Task objective → Reproduce the records below exactly, leaving out any pictures.

Provided data →

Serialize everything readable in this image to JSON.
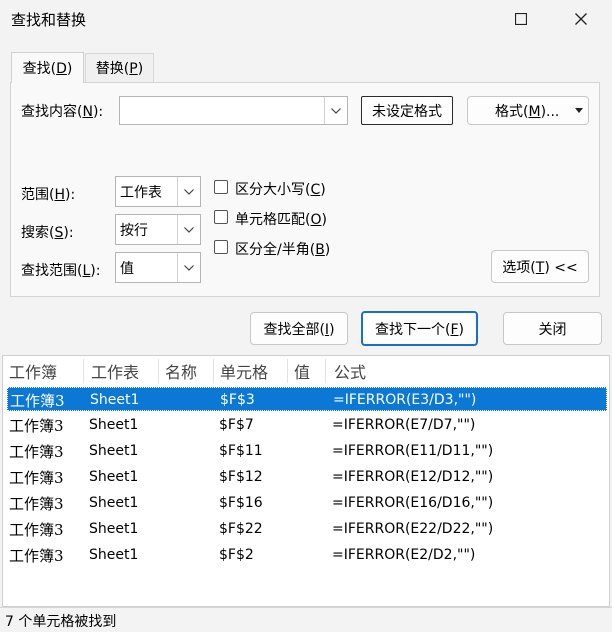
{
  "window": {
    "title": "查找和替换"
  },
  "tabs": [
    {
      "label": "查找",
      "key": "D",
      "active": true
    },
    {
      "label": "替换",
      "key": "P",
      "active": false
    }
  ],
  "find": {
    "label": "查找内容",
    "key": "N",
    "value": "",
    "no_format_label": "未设定格式",
    "format_button": "格式",
    "format_key": "M"
  },
  "options": {
    "scope_label": "范围",
    "scope_key": "H",
    "scope_value": "工作表",
    "search_label": "搜索",
    "search_key": "S",
    "search_value": "按行",
    "lookin_label": "查找范围",
    "lookin_key": "L",
    "lookin_value": "值",
    "match_case": "区分大小写",
    "match_case_key": "C",
    "match_cell": "单元格匹配",
    "match_cell_key": "O",
    "match_width": "区分全/半角",
    "match_width_key": "B",
    "options_button": "选项",
    "options_key": "T",
    "options_suffix": " <<"
  },
  "actions": {
    "find_all": "查找全部",
    "find_all_key": "I",
    "find_next": "查找下一个",
    "find_next_key": "F",
    "close": "关闭"
  },
  "results": {
    "columns": [
      "工作簿",
      "工作表",
      "名称",
      "单元格",
      "值",
      "公式"
    ],
    "rows": [
      {
        "book": "工作簿3",
        "sheet": "Sheet1",
        "name": "",
        "cell": "$F$3",
        "value": "",
        "formula": "=IFERROR(E3/D3,\"\")",
        "selected": true
      },
      {
        "book": "工作簿3",
        "sheet": "Sheet1",
        "name": "",
        "cell": "$F$7",
        "value": "",
        "formula": "=IFERROR(E7/D7,\"\")",
        "selected": false
      },
      {
        "book": "工作簿3",
        "sheet": "Sheet1",
        "name": "",
        "cell": "$F$11",
        "value": "",
        "formula": "=IFERROR(E11/D11,\"\")",
        "selected": false
      },
      {
        "book": "工作簿3",
        "sheet": "Sheet1",
        "name": "",
        "cell": "$F$12",
        "value": "",
        "formula": "=IFERROR(E12/D12,\"\")",
        "selected": false
      },
      {
        "book": "工作簿3",
        "sheet": "Sheet1",
        "name": "",
        "cell": "$F$16",
        "value": "",
        "formula": "=IFERROR(E16/D16,\"\")",
        "selected": false
      },
      {
        "book": "工作簿3",
        "sheet": "Sheet1",
        "name": "",
        "cell": "$F$22",
        "value": "",
        "formula": "=IFERROR(E22/D22,\"\")",
        "selected": false
      },
      {
        "book": "工作簿3",
        "sheet": "Sheet1",
        "name": "",
        "cell": "$F$2",
        "value": "",
        "formula": "=IFERROR(E2/D2,\"\")",
        "selected": false
      }
    ]
  },
  "status": {
    "text": "7 个单元格被找到"
  },
  "colors": {
    "accent": "#0a78d4",
    "focus_border": "#1a6fc4"
  },
  "icons": {
    "maximize": "maximize-icon",
    "close": "close-icon",
    "dropdown": "chevron-down-icon"
  }
}
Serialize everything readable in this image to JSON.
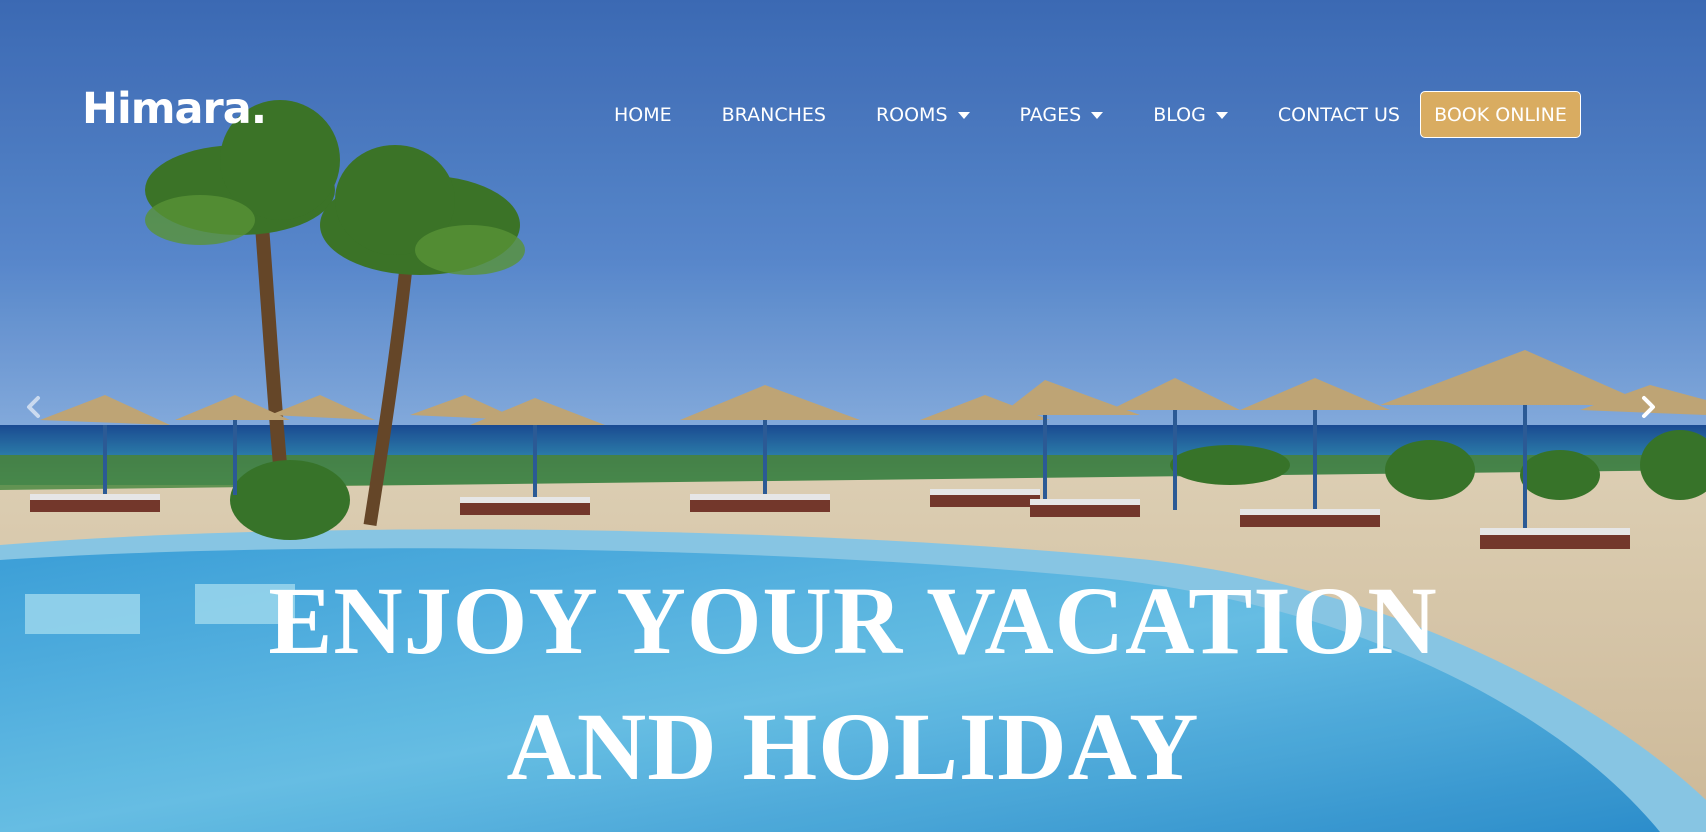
{
  "brand": {
    "logo_text": "Himara."
  },
  "nav": {
    "items": [
      {
        "label": "HOME",
        "dropdown": false
      },
      {
        "label": "BRANCHES",
        "dropdown": false
      },
      {
        "label": "ROOMS",
        "dropdown": true
      },
      {
        "label": "PAGES",
        "dropdown": true
      },
      {
        "label": "BLOG",
        "dropdown": true
      },
      {
        "label": "CONTACT US",
        "dropdown": false
      }
    ],
    "cta_label": "BOOK ONLINE"
  },
  "slider": {
    "headline_line1": "ENJOY YOUR VACATION",
    "headline_line2": "AND HOLIDAY",
    "prev_icon": "chevron-left-icon",
    "next_icon": "chevron-right-icon"
  },
  "colors": {
    "accent": "#d9ac61",
    "sky": "#4a7cc4",
    "pool": "#4fb3e8"
  }
}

Result for this task →
Serialize everything readable in this image to JSON.
{
  "window": {
    "title": "查找和替换"
  },
  "tabs": [
    {
      "label": "查找",
      "key": "D",
      "active": true
    },
    {
      "label": "替换",
      "key": "P",
      "active": false
    }
  ],
  "find": {
    "label": "查找内容",
    "key": "N",
    "value": "",
    "no_format_label": "未设定格式",
    "format_button": "格式",
    "format_key": "M"
  },
  "options": {
    "scope_label": "范围",
    "scope_key": "H",
    "scope_value": "工作表",
    "search_label": "搜索",
    "search_key": "S",
    "search_value": "按行",
    "lookin_label": "查找范围",
    "lookin_key": "L",
    "lookin_value": "值",
    "match_case": "区分大小写",
    "match_case_key": "C",
    "match_cell": "单元格匹配",
    "match_cell_key": "O",
    "match_width": "区分全/半角",
    "match_width_key": "B",
    "options_button": "选项",
    "options_key": "T",
    "options_suffix": " <<"
  },
  "actions": {
    "find_all": "查找全部",
    "find_all_key": "I",
    "find_next": "查找下一个",
    "find_next_key": "F",
    "close": "关闭"
  },
  "results": {
    "columns": [
      "工作簿",
      "工作表",
      "名称",
      "单元格",
      "值",
      "公式"
    ],
    "rows": [
      {
        "book": "工作簿3",
        "sheet": "Sheet1",
        "name": "",
        "cell": "$F$3",
        "value": "",
        "formula": "=IFERROR(E3/D3,\"\")",
        "selected": true
      },
      {
        "book": "工作簿3",
        "sheet": "Sheet1",
        "name": "",
        "cell": "$F$7",
        "value": "",
        "formula": "=IFERROR(E7/D7,\"\")",
        "selected": false
      },
      {
        "book": "工作簿3",
        "sheet": "Sheet1",
        "name": "",
        "cell": "$F$11",
        "value": "",
        "formula": "=IFERROR(E11/D11,\"\")",
        "selected": false
      },
      {
        "book": "工作簿3",
        "sheet": "Sheet1",
        "name": "",
        "cell": "$F$12",
        "value": "",
        "formula": "=IFERROR(E12/D12,\"\")",
        "selected": false
      },
      {
        "book": "工作簿3",
        "sheet": "Sheet1",
        "name": "",
        "cell": "$F$16",
        "value": "",
        "formula": "=IFERROR(E16/D16,\"\")",
        "selected": false
      },
      {
        "book": "工作簿3",
        "sheet": "Sheet1",
        "name": "",
        "cell": "$F$22",
        "value": "",
        "formula": "=IFERROR(E22/D22,\"\")",
        "selected": false
      },
      {
        "book": "工作簿3",
        "sheet": "Sheet1",
        "name": "",
        "cell": "$F$2",
        "value": "",
        "formula": "=IFERROR(E2/D2,\"\")",
        "selected": false
      }
    ]
  },
  "status": {
    "text": "7 个单元格被找到"
  },
  "colors": {
    "accent": "#0a78d4",
    "focus_border": "#1a6fc4"
  },
  "icons": {
    "maximize": "maximize-icon",
    "close": "close-icon",
    "dropdown": "chevron-down-icon"
  }
}
Serialize everything readable in this image to JSON.
{
  "brand": {
    "logo_text": "Himara."
  },
  "nav": {
    "items": [
      {
        "label": "HOME",
        "dropdown": false
      },
      {
        "label": "BRANCHES",
        "dropdown": false
      },
      {
        "label": "ROOMS",
        "dropdown": true
      },
      {
        "label": "PAGES",
        "dropdown": true
      },
      {
        "label": "BLOG",
        "dropdown": true
      },
      {
        "label": "CONTACT US",
        "dropdown": false
      }
    ],
    "cta_label": "BOOK ONLINE"
  },
  "slider": {
    "headline_line1": "ENJOY YOUR VACATION",
    "headline_line2": "AND HOLIDAY",
    "prev_icon": "chevron-left-icon",
    "next_icon": "chevron-right-icon"
  },
  "colors": {
    "accent": "#d9ac61",
    "sky": "#4a7cc4",
    "pool": "#4fb3e8"
  }
}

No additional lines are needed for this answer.